- WRITTEN TASK -
Report each line of the rows below that contains the string "footer", matching letter case exactly.

Stored entries:
* start *

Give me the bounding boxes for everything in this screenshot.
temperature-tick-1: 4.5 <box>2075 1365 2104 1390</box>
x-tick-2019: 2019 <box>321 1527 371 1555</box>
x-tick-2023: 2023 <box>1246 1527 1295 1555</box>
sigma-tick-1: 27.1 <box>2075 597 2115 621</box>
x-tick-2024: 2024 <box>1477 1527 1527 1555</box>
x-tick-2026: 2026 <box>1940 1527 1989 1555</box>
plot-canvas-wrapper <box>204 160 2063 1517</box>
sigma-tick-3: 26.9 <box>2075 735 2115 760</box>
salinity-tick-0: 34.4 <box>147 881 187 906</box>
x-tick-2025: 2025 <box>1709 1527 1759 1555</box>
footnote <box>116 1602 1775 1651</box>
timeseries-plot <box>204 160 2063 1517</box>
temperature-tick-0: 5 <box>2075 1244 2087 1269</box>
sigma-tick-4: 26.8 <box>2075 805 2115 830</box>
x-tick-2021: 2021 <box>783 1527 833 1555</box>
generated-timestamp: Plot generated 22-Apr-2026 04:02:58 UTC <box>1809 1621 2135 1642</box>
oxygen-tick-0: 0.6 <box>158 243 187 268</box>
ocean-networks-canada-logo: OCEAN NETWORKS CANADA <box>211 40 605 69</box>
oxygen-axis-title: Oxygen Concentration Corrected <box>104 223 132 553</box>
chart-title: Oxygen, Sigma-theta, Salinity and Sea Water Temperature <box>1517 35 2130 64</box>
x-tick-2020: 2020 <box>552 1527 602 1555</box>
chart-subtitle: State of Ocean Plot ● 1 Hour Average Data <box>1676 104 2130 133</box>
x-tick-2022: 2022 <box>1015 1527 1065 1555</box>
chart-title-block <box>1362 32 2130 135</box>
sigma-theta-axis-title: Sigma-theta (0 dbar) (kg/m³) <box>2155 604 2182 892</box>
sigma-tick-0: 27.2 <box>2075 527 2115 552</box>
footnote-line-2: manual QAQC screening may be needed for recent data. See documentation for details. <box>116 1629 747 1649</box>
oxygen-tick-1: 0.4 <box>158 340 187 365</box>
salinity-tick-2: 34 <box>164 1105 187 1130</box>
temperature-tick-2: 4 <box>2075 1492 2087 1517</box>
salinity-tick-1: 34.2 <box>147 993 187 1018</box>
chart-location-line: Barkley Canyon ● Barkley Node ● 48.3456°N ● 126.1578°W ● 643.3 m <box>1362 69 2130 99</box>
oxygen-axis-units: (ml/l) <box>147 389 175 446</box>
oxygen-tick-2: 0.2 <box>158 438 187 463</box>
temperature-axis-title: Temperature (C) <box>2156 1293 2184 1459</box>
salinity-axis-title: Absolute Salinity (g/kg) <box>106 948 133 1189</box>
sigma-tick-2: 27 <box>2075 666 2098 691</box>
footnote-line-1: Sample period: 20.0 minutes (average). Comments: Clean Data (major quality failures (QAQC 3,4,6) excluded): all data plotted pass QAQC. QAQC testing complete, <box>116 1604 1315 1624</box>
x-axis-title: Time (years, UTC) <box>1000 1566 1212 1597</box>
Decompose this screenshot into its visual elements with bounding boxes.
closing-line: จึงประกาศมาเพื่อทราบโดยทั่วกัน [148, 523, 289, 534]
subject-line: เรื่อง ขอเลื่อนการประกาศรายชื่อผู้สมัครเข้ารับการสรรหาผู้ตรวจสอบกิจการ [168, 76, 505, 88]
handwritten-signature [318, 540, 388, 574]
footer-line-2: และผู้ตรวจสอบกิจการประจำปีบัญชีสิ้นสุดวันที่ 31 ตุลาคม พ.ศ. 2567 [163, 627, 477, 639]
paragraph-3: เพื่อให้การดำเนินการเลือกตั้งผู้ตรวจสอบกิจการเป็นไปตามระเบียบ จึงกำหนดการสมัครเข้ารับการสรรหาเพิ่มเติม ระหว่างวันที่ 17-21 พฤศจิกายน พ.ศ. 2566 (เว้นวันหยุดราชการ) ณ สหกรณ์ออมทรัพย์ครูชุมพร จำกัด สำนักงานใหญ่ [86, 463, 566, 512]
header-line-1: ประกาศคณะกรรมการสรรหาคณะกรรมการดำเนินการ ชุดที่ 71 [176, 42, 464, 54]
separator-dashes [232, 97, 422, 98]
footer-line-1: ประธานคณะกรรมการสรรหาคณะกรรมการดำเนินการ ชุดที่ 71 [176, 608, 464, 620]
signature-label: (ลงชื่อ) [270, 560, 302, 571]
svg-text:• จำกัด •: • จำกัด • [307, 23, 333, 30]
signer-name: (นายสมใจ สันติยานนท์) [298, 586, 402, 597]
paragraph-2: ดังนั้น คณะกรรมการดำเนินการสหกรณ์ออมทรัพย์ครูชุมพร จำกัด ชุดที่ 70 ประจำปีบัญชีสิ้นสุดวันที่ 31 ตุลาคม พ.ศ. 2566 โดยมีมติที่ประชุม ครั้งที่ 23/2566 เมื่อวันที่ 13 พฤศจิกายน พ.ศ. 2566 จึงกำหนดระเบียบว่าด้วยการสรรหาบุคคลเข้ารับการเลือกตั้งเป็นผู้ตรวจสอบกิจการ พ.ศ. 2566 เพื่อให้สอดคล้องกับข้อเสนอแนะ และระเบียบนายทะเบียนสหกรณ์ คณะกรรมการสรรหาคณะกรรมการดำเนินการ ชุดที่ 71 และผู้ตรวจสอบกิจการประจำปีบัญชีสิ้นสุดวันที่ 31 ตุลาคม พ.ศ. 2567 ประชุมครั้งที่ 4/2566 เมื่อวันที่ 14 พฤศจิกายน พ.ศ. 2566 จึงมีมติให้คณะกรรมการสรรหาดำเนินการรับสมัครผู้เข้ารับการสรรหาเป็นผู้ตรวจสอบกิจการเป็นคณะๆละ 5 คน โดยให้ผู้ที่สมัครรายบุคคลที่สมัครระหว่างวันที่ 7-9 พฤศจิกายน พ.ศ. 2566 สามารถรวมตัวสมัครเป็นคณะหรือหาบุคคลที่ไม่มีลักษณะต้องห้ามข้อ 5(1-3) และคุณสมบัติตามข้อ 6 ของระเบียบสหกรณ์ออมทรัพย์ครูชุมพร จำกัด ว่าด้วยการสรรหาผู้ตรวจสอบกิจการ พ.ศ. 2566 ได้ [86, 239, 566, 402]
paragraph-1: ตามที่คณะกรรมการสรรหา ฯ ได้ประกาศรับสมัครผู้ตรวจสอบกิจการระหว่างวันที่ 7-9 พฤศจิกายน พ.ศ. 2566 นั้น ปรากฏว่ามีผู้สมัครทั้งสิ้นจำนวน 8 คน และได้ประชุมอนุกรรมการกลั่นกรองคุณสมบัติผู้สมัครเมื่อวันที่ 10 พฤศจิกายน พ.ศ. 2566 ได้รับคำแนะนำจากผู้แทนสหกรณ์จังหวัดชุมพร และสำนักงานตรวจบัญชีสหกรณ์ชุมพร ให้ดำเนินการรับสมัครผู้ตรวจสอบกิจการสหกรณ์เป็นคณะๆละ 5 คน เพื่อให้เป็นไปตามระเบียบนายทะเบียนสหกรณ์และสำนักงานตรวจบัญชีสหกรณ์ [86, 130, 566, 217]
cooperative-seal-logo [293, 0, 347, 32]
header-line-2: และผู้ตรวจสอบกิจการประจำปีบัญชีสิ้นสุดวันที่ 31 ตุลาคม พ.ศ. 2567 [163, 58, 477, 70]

* end *

- WRITTEN ANSWER -
footer-line-2: และผู้ตรวจสอบกิจการประจำปีบัญชีสิ้นสุดวันที่ 31 ตุลาคม พ.ศ. 2567 [163, 627, 477, 639]
footer-line-1: ประธานคณะกรรมการสรรหาคณะกรรมการดำเนินการ ชุดที่ 71 [176, 608, 464, 620]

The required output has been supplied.